▶ Work to complete: Find each line with "slope" and copy it.

▶ Dataset entries:
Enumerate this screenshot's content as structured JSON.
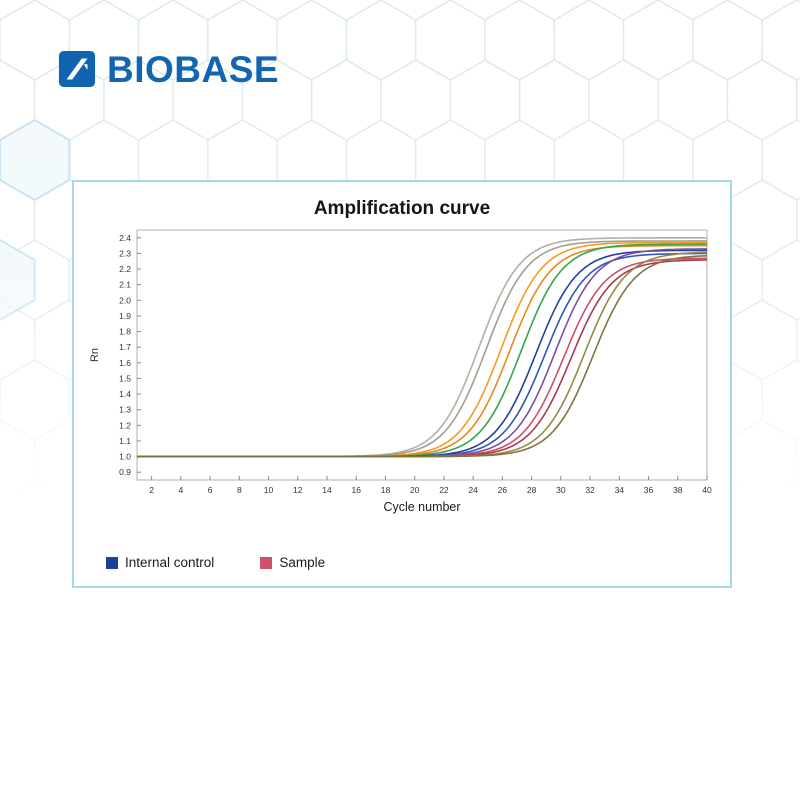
{
  "logo": {
    "text": "BIOBASE",
    "color": "#1266b1",
    "icon": "biobase-square-mark"
  },
  "panel": {
    "title": "Amplification curve",
    "border_color": "#a6d9ec",
    "legend": [
      {
        "label": "Internal control",
        "color": "#1d3e99"
      },
      {
        "label": "Sample",
        "color": "#d05068"
      }
    ]
  },
  "chart_data": {
    "type": "line",
    "title": "Amplification curve",
    "xlabel": "Cycle number",
    "ylabel": "Rn",
    "xlim": [
      1,
      40
    ],
    "ylim": [
      0.85,
      2.45
    ],
    "x_ticks": [
      2,
      4,
      6,
      8,
      10,
      12,
      14,
      16,
      18,
      20,
      22,
      24,
      26,
      28,
      30,
      32,
      34,
      36,
      38,
      40
    ],
    "y_ticks": [
      0.9,
      1.0,
      1.1,
      1.2,
      1.3,
      1.4,
      1.5,
      1.6,
      1.7,
      1.8,
      1.9,
      2.0,
      2.1,
      2.2,
      2.3,
      2.4
    ],
    "grid": false,
    "legend_position": "bottom-left",
    "baseline": 1.0,
    "slope": 1.4,
    "curve_model": "y = baseline + (plateau - baseline) / (1 + exp(-(x - ct)/slope))",
    "series": [
      {
        "name": "gray-1",
        "color": "#b3afa4",
        "ct": 24.4,
        "plateau": 2.4
      },
      {
        "name": "gray-2",
        "color": "#a29e93",
        "ct": 24.9,
        "plateau": 2.38
      },
      {
        "name": "orange-1",
        "color": "#f59b22",
        "ct": 25.9,
        "plateau": 2.37
      },
      {
        "name": "amber-1",
        "color": "#e6891c",
        "ct": 26.5,
        "plateau": 2.35
      },
      {
        "name": "green-1",
        "color": "#35a64a",
        "ct": 27.3,
        "plateau": 2.36
      },
      {
        "name": "blue-1",
        "color": "#24409e",
        "ct": 28.3,
        "plateau": 2.32
      },
      {
        "name": "blue-2",
        "color": "#3056b8",
        "ct": 28.9,
        "plateau": 2.3
      },
      {
        "name": "purple-1",
        "color": "#7e4fa5",
        "ct": 29.6,
        "plateau": 2.33
      },
      {
        "name": "rose-1",
        "color": "#cc4f6b",
        "ct": 30.2,
        "plateau": 2.27
      },
      {
        "name": "darkred-1",
        "color": "#a53a52",
        "ct": 30.7,
        "plateau": 2.26
      },
      {
        "name": "olive-1",
        "color": "#938948",
        "ct": 31.6,
        "plateau": 2.31
      },
      {
        "name": "olive-2",
        "color": "#7f7540",
        "ct": 32.2,
        "plateau": 2.29
      }
    ]
  }
}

▶ The response:
    "slope": 1.4,
    "curve_model": "y = baseline + (plateau - baseline) / (1 + exp(-(x - ct)/slope))",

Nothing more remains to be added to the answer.